**To be done:** Return all entries precisely as they stand, without the images.

** start Given entries **

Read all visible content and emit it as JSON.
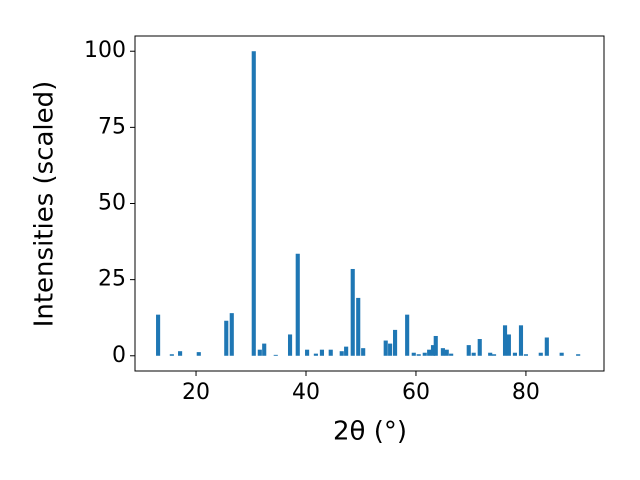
{
  "chart_data": {
    "type": "bar",
    "xlabel": "2θ (°)",
    "ylabel": "Intensities (scaled)",
    "x": [
      13.1,
      15.6,
      17.1,
      20.5,
      25.5,
      26.5,
      30.5,
      31.6,
      32.4,
      34.5,
      37.1,
      38.5,
      40.2,
      41.8,
      42.9,
      44.5,
      46.5,
      47.3,
      48.5,
      49.5,
      50.4,
      54.5,
      55.3,
      56.2,
      58.4,
      59.6,
      60.5,
      61.6,
      62.4,
      63.1,
      63.6,
      64.9,
      65.6,
      66.4,
      69.6,
      70.5,
      71.6,
      73.5,
      74.2,
      76.2,
      76.9,
      78.0,
      79.1,
      80.0,
      82.7,
      83.8,
      86.5,
      89.5
    ],
    "values": [
      13.5,
      0.5,
      1.5,
      1.2,
      11.5,
      14,
      100,
      2,
      4,
      0.3,
      7,
      33.5,
      2,
      0.7,
      2,
      2,
      1.5,
      3,
      28.5,
      19,
      2.5,
      5,
      4,
      8.5,
      13.5,
      1,
      0.5,
      1,
      2,
      3.5,
      6.5,
      2.5,
      2,
      0.7,
      3.5,
      1,
      5.5,
      1,
      0.5,
      10,
      7,
      1,
      10,
      0.5,
      1,
      6,
      1,
      0.5
    ],
    "color": "#1f77b4",
    "xlim": [
      8.9,
      94.2
    ],
    "xticks": [
      20,
      40,
      60,
      80
    ],
    "ylim": [
      -5,
      105
    ],
    "yticks": [
      0,
      25,
      50,
      75,
      100
    ]
  }
}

** end Given entries **

**Completed exercise:**
Read all visible content and emit it as JSON.
{
  "chart_data": {
    "type": "bar",
    "xlabel": "2θ (°)",
    "ylabel": "Intensities (scaled)",
    "x": [
      13.1,
      15.6,
      17.1,
      20.5,
      25.5,
      26.5,
      30.5,
      31.6,
      32.4,
      34.5,
      37.1,
      38.5,
      40.2,
      41.8,
      42.9,
      44.5,
      46.5,
      47.3,
      48.5,
      49.5,
      50.4,
      54.5,
      55.3,
      56.2,
      58.4,
      59.6,
      60.5,
      61.6,
      62.4,
      63.1,
      63.6,
      64.9,
      65.6,
      66.4,
      69.6,
      70.5,
      71.6,
      73.5,
      74.2,
      76.2,
      76.9,
      78.0,
      79.1,
      80.0,
      82.7,
      83.8,
      86.5,
      89.5
    ],
    "values": [
      13.5,
      0.5,
      1.5,
      1.2,
      11.5,
      14,
      100,
      2,
      4,
      0.3,
      7,
      33.5,
      2,
      0.7,
      2,
      2,
      1.5,
      3,
      28.5,
      19,
      2.5,
      5,
      4,
      8.5,
      13.5,
      1,
      0.5,
      1,
      2,
      3.5,
      6.5,
      2.5,
      2,
      0.7,
      3.5,
      1,
      5.5,
      1,
      0.5,
      10,
      7,
      1,
      10,
      0.5,
      1,
      6,
      1,
      0.5
    ],
    "color": "#1f77b4",
    "xlim": [
      8.9,
      94.2
    ],
    "xticks": [
      20,
      40,
      60,
      80
    ],
    "ylim": [
      -5,
      105
    ],
    "yticks": [
      0,
      25,
      50,
      75,
      100
    ]
  }
}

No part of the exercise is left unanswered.